→ DIRECTION
Find every line in the records below that holds the word "Temperature", and copy each one.

Items from a figure collection:
============

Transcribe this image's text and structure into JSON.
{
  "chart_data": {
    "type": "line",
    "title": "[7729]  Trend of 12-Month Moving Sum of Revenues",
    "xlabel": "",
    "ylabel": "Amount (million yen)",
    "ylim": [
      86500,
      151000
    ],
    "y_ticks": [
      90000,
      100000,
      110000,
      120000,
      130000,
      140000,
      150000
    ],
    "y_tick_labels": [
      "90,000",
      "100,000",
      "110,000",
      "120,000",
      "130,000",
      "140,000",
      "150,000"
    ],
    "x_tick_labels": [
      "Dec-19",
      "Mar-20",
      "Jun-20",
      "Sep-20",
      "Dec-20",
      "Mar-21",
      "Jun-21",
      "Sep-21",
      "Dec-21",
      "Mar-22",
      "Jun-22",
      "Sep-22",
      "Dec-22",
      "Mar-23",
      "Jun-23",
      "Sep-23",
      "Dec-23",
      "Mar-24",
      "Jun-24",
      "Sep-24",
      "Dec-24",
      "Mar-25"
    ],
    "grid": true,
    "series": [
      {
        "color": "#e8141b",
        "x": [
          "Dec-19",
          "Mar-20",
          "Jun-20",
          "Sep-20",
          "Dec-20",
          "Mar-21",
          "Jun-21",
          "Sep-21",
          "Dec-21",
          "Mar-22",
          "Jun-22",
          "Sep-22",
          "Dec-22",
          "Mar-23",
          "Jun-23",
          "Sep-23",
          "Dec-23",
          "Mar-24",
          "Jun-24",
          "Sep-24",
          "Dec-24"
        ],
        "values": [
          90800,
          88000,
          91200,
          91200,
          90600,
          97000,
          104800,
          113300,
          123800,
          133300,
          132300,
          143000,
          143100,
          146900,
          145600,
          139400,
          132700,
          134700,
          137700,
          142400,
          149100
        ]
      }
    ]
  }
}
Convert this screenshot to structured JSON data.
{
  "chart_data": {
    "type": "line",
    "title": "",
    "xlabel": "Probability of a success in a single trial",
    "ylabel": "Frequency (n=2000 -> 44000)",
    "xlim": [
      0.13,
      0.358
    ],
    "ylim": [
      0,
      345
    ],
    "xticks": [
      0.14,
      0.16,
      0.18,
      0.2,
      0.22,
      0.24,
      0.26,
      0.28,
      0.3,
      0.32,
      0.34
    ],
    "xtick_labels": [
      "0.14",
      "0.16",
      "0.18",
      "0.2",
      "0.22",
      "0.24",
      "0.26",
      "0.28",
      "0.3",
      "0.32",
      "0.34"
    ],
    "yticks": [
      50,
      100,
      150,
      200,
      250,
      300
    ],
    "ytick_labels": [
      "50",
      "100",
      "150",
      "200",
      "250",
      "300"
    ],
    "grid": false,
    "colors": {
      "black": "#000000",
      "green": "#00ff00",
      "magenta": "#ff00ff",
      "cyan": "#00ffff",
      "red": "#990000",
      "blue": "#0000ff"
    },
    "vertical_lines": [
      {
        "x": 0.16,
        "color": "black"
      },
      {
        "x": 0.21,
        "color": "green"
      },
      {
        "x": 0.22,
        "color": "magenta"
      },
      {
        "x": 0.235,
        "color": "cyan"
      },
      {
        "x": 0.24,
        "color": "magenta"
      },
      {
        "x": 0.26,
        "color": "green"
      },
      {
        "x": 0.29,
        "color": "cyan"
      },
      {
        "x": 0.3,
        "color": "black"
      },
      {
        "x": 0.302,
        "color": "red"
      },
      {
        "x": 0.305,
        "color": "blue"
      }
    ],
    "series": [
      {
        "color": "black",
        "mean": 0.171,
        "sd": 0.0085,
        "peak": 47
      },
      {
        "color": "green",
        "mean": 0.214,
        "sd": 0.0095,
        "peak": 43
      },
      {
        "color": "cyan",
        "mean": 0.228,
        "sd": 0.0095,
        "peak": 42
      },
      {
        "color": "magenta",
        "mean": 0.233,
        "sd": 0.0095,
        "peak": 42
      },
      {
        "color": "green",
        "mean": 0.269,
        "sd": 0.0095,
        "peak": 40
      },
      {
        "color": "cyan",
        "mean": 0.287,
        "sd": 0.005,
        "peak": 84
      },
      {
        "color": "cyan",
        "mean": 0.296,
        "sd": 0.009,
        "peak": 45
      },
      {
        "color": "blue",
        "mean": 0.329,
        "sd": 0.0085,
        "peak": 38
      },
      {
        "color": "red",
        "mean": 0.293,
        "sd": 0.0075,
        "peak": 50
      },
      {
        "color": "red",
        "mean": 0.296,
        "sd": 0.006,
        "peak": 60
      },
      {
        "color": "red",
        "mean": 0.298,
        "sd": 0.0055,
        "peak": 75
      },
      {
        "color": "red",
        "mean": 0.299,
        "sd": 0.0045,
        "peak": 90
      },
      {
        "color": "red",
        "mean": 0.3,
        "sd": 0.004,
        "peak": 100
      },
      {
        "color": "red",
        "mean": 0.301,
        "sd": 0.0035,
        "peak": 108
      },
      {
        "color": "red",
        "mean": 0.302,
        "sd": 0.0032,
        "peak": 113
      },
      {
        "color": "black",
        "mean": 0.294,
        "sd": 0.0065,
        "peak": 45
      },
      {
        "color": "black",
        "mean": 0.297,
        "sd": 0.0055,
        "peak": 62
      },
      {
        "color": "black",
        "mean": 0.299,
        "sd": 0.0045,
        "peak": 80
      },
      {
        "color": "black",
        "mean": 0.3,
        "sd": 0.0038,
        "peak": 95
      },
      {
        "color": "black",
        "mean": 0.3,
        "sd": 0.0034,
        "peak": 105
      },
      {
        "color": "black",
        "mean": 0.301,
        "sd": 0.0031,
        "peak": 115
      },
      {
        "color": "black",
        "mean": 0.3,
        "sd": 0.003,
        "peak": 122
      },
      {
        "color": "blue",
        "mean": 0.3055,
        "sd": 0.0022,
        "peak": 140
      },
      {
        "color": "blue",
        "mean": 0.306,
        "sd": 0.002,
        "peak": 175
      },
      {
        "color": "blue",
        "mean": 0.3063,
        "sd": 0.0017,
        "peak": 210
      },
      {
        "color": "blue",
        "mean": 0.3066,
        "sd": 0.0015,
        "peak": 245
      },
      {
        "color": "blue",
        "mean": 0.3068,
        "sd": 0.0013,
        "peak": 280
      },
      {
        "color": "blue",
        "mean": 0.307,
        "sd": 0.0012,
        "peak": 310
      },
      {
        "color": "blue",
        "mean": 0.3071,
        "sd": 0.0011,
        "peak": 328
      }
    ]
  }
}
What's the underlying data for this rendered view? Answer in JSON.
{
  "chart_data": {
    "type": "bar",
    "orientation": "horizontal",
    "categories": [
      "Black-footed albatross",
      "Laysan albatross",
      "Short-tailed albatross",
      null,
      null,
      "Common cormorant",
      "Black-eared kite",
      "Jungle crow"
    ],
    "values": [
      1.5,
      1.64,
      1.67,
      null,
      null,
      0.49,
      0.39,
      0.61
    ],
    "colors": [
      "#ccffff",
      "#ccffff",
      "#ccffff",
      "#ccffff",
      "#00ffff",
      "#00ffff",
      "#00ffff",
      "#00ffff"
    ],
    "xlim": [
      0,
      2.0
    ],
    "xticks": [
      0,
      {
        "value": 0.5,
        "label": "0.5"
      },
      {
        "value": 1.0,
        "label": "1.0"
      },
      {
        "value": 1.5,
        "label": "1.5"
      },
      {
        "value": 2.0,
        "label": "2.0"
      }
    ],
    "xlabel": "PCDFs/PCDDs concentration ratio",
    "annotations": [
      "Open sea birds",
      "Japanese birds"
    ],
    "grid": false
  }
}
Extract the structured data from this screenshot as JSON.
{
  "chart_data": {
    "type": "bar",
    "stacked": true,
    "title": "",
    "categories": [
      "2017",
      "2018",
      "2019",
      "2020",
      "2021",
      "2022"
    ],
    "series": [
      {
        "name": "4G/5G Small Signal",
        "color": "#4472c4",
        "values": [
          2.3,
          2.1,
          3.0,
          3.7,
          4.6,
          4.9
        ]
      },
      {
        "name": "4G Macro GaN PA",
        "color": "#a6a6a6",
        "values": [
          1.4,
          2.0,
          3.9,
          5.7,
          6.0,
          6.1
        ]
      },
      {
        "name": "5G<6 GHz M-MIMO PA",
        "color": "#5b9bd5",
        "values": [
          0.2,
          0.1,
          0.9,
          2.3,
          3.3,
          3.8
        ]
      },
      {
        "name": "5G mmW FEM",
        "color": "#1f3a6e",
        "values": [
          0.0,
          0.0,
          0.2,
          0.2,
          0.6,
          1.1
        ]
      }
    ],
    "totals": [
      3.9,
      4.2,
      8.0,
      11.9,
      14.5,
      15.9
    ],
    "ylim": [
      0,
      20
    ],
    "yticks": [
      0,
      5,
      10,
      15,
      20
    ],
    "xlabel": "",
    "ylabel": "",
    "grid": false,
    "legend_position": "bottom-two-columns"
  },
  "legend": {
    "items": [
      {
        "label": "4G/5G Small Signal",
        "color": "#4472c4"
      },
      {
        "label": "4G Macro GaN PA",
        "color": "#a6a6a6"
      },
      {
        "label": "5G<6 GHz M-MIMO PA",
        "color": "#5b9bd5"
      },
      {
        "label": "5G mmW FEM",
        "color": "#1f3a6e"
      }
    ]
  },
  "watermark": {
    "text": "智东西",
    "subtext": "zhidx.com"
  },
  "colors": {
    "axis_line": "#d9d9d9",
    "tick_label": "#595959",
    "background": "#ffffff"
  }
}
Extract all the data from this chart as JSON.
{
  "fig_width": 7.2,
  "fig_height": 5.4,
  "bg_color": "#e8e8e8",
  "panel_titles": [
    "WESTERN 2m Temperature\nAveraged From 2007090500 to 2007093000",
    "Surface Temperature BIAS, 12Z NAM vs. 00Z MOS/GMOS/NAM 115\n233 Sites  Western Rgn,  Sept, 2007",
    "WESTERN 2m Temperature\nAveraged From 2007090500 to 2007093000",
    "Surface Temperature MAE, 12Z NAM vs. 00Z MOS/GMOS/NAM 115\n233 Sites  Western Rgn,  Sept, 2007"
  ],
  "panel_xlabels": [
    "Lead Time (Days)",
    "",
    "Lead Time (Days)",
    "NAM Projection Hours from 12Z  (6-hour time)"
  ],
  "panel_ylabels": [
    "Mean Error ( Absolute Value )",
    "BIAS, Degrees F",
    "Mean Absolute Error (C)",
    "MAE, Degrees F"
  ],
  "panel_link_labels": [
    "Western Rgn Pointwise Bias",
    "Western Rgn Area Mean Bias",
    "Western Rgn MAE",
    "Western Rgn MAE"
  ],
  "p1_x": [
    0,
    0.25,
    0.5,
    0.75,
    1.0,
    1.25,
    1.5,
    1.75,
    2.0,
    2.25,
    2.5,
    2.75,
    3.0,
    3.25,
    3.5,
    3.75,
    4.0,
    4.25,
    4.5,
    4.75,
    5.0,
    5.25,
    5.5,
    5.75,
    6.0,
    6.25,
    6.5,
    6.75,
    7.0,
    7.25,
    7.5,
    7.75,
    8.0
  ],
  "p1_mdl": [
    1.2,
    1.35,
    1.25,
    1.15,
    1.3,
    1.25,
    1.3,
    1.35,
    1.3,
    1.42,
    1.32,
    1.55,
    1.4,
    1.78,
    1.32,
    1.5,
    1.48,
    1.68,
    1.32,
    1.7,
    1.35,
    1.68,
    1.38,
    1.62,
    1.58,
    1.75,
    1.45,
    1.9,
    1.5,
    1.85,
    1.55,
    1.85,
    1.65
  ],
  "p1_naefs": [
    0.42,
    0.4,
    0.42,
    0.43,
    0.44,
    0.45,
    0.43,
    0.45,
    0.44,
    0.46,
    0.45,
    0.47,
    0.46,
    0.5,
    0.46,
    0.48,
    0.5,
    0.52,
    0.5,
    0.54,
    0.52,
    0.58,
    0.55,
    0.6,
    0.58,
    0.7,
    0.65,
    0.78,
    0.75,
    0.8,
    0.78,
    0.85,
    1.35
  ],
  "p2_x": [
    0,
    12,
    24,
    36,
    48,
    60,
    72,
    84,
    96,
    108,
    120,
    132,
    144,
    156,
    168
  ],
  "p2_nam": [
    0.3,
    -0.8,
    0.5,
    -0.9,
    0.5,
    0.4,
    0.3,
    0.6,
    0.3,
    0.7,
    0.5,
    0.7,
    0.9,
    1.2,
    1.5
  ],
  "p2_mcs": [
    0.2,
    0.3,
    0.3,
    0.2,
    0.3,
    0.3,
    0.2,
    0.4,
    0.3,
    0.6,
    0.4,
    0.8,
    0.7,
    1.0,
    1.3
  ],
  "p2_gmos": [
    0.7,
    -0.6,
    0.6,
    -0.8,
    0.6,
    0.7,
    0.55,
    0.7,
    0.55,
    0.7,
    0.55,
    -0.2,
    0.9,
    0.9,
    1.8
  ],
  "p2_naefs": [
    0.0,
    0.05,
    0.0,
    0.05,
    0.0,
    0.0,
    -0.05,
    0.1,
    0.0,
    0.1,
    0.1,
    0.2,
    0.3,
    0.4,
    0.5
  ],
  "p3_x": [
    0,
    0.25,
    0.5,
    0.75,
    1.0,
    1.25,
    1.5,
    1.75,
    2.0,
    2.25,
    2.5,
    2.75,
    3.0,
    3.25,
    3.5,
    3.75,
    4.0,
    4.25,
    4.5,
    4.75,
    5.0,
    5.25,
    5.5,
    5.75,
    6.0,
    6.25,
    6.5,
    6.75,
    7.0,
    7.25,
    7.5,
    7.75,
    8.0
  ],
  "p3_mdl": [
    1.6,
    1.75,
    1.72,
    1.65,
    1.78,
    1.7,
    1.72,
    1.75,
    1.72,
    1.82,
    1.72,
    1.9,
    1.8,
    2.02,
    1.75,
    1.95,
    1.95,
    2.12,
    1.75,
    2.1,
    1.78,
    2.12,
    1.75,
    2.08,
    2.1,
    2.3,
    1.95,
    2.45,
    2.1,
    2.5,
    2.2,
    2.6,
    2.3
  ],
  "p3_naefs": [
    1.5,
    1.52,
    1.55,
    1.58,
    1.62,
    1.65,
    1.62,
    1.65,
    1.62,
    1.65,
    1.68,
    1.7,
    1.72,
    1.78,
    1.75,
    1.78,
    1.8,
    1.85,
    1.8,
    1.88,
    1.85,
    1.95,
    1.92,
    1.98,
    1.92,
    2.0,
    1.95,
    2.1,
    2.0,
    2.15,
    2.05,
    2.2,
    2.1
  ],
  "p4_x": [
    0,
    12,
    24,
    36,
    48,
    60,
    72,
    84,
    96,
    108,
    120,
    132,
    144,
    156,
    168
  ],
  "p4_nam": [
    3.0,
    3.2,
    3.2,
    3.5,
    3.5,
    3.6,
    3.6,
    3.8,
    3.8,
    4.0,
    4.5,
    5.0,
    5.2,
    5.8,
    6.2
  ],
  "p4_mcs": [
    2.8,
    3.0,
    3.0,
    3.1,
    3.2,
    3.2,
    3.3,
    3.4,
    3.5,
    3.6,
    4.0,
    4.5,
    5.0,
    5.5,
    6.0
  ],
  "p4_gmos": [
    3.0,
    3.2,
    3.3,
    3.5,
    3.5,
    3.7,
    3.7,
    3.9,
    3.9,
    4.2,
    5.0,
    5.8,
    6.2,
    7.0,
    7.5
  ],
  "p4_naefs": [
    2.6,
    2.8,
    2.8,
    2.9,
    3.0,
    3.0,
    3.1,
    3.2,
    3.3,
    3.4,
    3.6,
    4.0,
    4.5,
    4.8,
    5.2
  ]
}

============

→ SOLVED EXERCISE
    "WESTERN 2m Temperature\nAveraged From 2007090500 to 2007093000",
    "Surface Temperature BIAS, 12Z NAM vs. 00Z MOS/GMOS/NAM 115\n233 Sites  Western Rgn,  Sept, 2007",
    "WESTERN 2m Temperature\nAveraged From 2007090500 to 2007093000",
    "Surface Temperature MAE, 12Z NAM vs. 00Z MOS/GMOS/NAM 115\n233 Sites  Western Rgn,  Sept, 2007"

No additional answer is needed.